● DIRECTIONS
Write out the data again exactly, skipping every picture.

● MATERIAL TO PROCESS
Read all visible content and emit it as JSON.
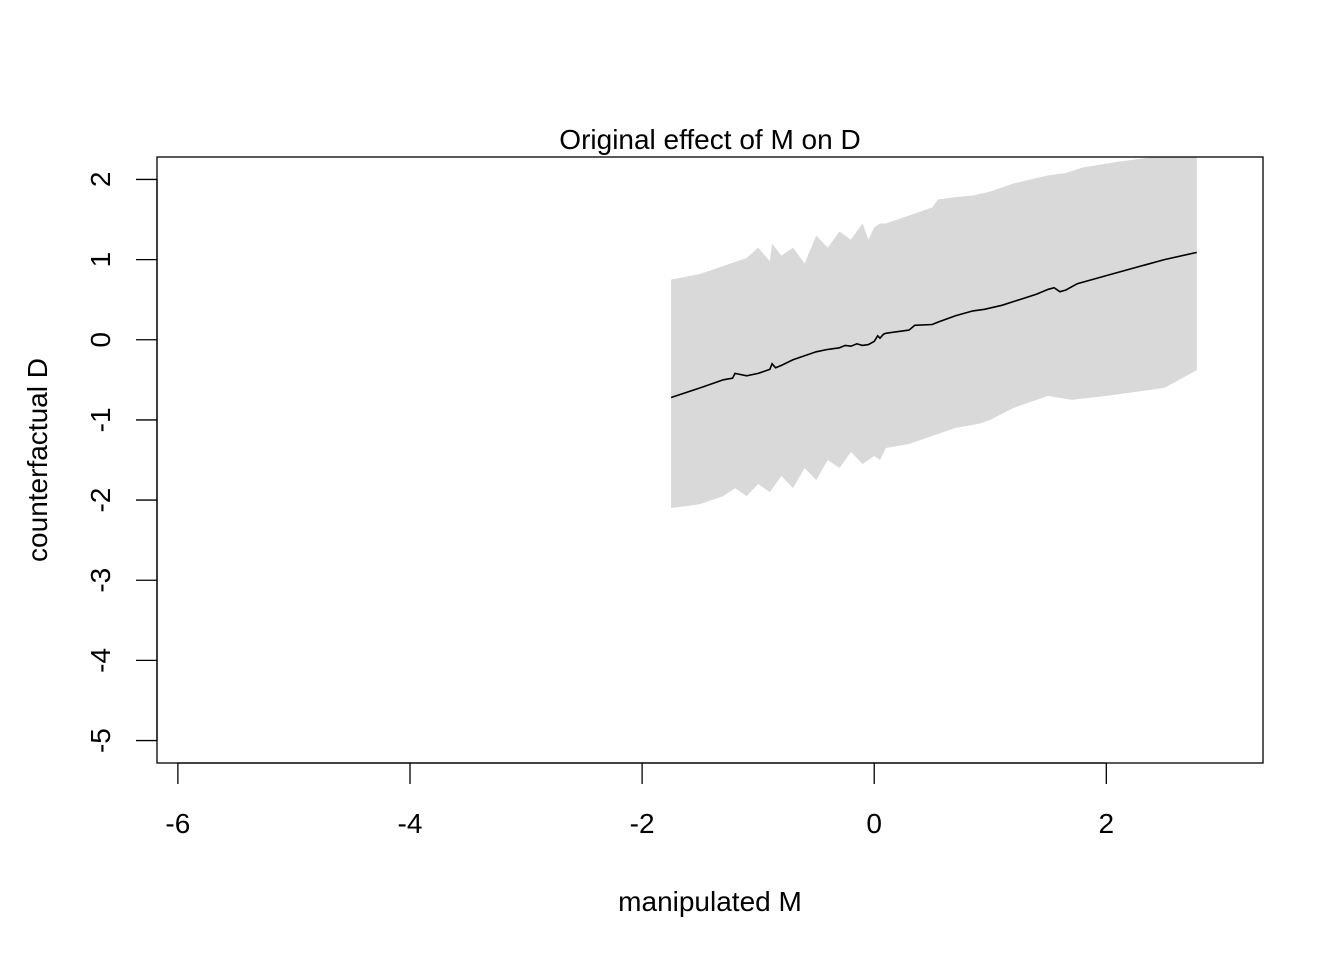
{
  "chart_data": {
    "type": "line",
    "title": "Original effect of M on D",
    "xlabel": "manipulated M",
    "ylabel": "counterfactual D",
    "xlim": [
      -6.18,
      3.35
    ],
    "ylim": [
      -5.28,
      2.28
    ],
    "xticks": [
      -6,
      -4,
      -2,
      0,
      2
    ],
    "yticks": [
      -5,
      -4,
      -3,
      -2,
      -1,
      0,
      1,
      2
    ],
    "xtick_labels": [
      "-6",
      "-4",
      "-2",
      "0",
      "2"
    ],
    "ytick_labels": [
      "-5",
      "-4",
      "-3",
      "-2",
      "-1",
      "0",
      "1",
      "2"
    ],
    "band_color": "#d9d9d9",
    "line_color": "#000000",
    "series": [
      {
        "x": [
          -1.75,
          -1.5,
          -1.3,
          -1.22,
          -1.2,
          -1.1,
          -1.0,
          -0.9,
          -0.88,
          -0.85,
          -0.8,
          -0.7,
          -0.6,
          -0.5,
          -0.4,
          -0.3,
          -0.25,
          -0.2,
          -0.15,
          -0.1,
          -0.05,
          0.0,
          0.03,
          0.05,
          0.08,
          0.1,
          0.3,
          0.35,
          0.5,
          0.55,
          0.7,
          0.85,
          0.95,
          1.1,
          1.25,
          1.4,
          1.5,
          1.55,
          1.6,
          1.65,
          1.75,
          2.0,
          2.5,
          2.78
        ],
        "y": [
          -0.72,
          -0.6,
          -0.5,
          -0.48,
          -0.42,
          -0.45,
          -0.42,
          -0.37,
          -0.3,
          -0.35,
          -0.32,
          -0.25,
          -0.2,
          -0.15,
          -0.12,
          -0.1,
          -0.07,
          -0.08,
          -0.05,
          -0.07,
          -0.06,
          -0.02,
          0.05,
          0.02,
          0.07,
          0.08,
          0.12,
          0.18,
          0.19,
          0.22,
          0.3,
          0.36,
          0.38,
          0.43,
          0.5,
          0.57,
          0.63,
          0.65,
          0.6,
          0.62,
          0.7,
          0.8,
          1.0,
          1.09
        ]
      }
    ],
    "band_upper": {
      "x": [
        -1.75,
        -1.5,
        -1.3,
        -1.1,
        -1.0,
        -0.9,
        -0.88,
        -0.8,
        -0.7,
        -0.6,
        -0.5,
        -0.4,
        -0.3,
        -0.2,
        -0.1,
        -0.05,
        0.0,
        0.05,
        0.1,
        0.3,
        0.4,
        0.5,
        0.55,
        0.7,
        0.85,
        1.0,
        1.2,
        1.5,
        1.65,
        1.8,
        2.1,
        2.5,
        2.78
      ],
      "y": [
        0.75,
        0.82,
        0.92,
        1.02,
        1.15,
        0.98,
        1.2,
        1.05,
        1.15,
        0.95,
        1.3,
        1.15,
        1.35,
        1.25,
        1.45,
        1.25,
        1.4,
        1.45,
        1.45,
        1.55,
        1.6,
        1.65,
        1.75,
        1.78,
        1.8,
        1.85,
        1.95,
        2.05,
        2.08,
        2.15,
        2.22,
        2.3,
        2.3
      ]
    },
    "band_lower": {
      "x": [
        -1.75,
        -1.5,
        -1.3,
        -1.2,
        -1.1,
        -1.0,
        -0.9,
        -0.8,
        -0.7,
        -0.6,
        -0.5,
        -0.4,
        -0.3,
        -0.2,
        -0.1,
        0.0,
        0.05,
        0.1,
        0.3,
        0.5,
        0.7,
        0.9,
        1.0,
        1.2,
        1.5,
        1.7,
        2.0,
        2.5,
        2.78
      ],
      "y": [
        -2.1,
        -2.05,
        -1.95,
        -1.85,
        -1.95,
        -1.8,
        -1.9,
        -1.7,
        -1.85,
        -1.6,
        -1.75,
        -1.5,
        -1.6,
        -1.4,
        -1.55,
        -1.45,
        -1.5,
        -1.35,
        -1.3,
        -1.2,
        -1.1,
        -1.05,
        -1.0,
        -0.85,
        -0.7,
        -0.75,
        -0.7,
        -0.6,
        -0.38
      ]
    }
  }
}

● TASK OUTPUT
Read all visible content and emit it as JSON.
{
  "chart_data": {
    "type": "line",
    "title": "Original effect of M on D",
    "xlabel": "manipulated M",
    "ylabel": "counterfactual D",
    "xlim": [
      -6.18,
      3.35
    ],
    "ylim": [
      -5.28,
      2.28
    ],
    "xticks": [
      -6,
      -4,
      -2,
      0,
      2
    ],
    "yticks": [
      -5,
      -4,
      -3,
      -2,
      -1,
      0,
      1,
      2
    ],
    "xtick_labels": [
      "-6",
      "-4",
      "-2",
      "0",
      "2"
    ],
    "ytick_labels": [
      "-5",
      "-4",
      "-3",
      "-2",
      "-1",
      "0",
      "1",
      "2"
    ],
    "band_color": "#d9d9d9",
    "line_color": "#000000",
    "series": [
      {
        "x": [
          -1.75,
          -1.5,
          -1.3,
          -1.22,
          -1.2,
          -1.1,
          -1.0,
          -0.9,
          -0.88,
          -0.85,
          -0.8,
          -0.7,
          -0.6,
          -0.5,
          -0.4,
          -0.3,
          -0.25,
          -0.2,
          -0.15,
          -0.1,
          -0.05,
          0.0,
          0.03,
          0.05,
          0.08,
          0.1,
          0.3,
          0.35,
          0.5,
          0.55,
          0.7,
          0.85,
          0.95,
          1.1,
          1.25,
          1.4,
          1.5,
          1.55,
          1.6,
          1.65,
          1.75,
          2.0,
          2.5,
          2.78
        ],
        "y": [
          -0.72,
          -0.6,
          -0.5,
          -0.48,
          -0.42,
          -0.45,
          -0.42,
          -0.37,
          -0.3,
          -0.35,
          -0.32,
          -0.25,
          -0.2,
          -0.15,
          -0.12,
          -0.1,
          -0.07,
          -0.08,
          -0.05,
          -0.07,
          -0.06,
          -0.02,
          0.05,
          0.02,
          0.07,
          0.08,
          0.12,
          0.18,
          0.19,
          0.22,
          0.3,
          0.36,
          0.38,
          0.43,
          0.5,
          0.57,
          0.63,
          0.65,
          0.6,
          0.62,
          0.7,
          0.8,
          1.0,
          1.09
        ]
      }
    ],
    "band_upper": {
      "x": [
        -1.75,
        -1.5,
        -1.3,
        -1.1,
        -1.0,
        -0.9,
        -0.88,
        -0.8,
        -0.7,
        -0.6,
        -0.5,
        -0.4,
        -0.3,
        -0.2,
        -0.1,
        -0.05,
        0.0,
        0.05,
        0.1,
        0.3,
        0.4,
        0.5,
        0.55,
        0.7,
        0.85,
        1.0,
        1.2,
        1.5,
        1.65,
        1.8,
        2.1,
        2.5,
        2.78
      ],
      "y": [
        0.75,
        0.82,
        0.92,
        1.02,
        1.15,
        0.98,
        1.2,
        1.05,
        1.15,
        0.95,
        1.3,
        1.15,
        1.35,
        1.25,
        1.45,
        1.25,
        1.4,
        1.45,
        1.45,
        1.55,
        1.6,
        1.65,
        1.75,
        1.78,
        1.8,
        1.85,
        1.95,
        2.05,
        2.08,
        2.15,
        2.22,
        2.3,
        2.3
      ]
    },
    "band_lower": {
      "x": [
        -1.75,
        -1.5,
        -1.3,
        -1.2,
        -1.1,
        -1.0,
        -0.9,
        -0.8,
        -0.7,
        -0.6,
        -0.5,
        -0.4,
        -0.3,
        -0.2,
        -0.1,
        0.0,
        0.05,
        0.1,
        0.3,
        0.5,
        0.7,
        0.9,
        1.0,
        1.2,
        1.5,
        1.7,
        2.0,
        2.5,
        2.78
      ],
      "y": [
        -2.1,
        -2.05,
        -1.95,
        -1.85,
        -1.95,
        -1.8,
        -1.9,
        -1.7,
        -1.85,
        -1.6,
        -1.75,
        -1.5,
        -1.6,
        -1.4,
        -1.55,
        -1.45,
        -1.5,
        -1.35,
        -1.3,
        -1.2,
        -1.1,
        -1.05,
        -1.0,
        -0.85,
        -0.7,
        -0.75,
        -0.7,
        -0.6,
        -0.38
      ]
    }
  }
}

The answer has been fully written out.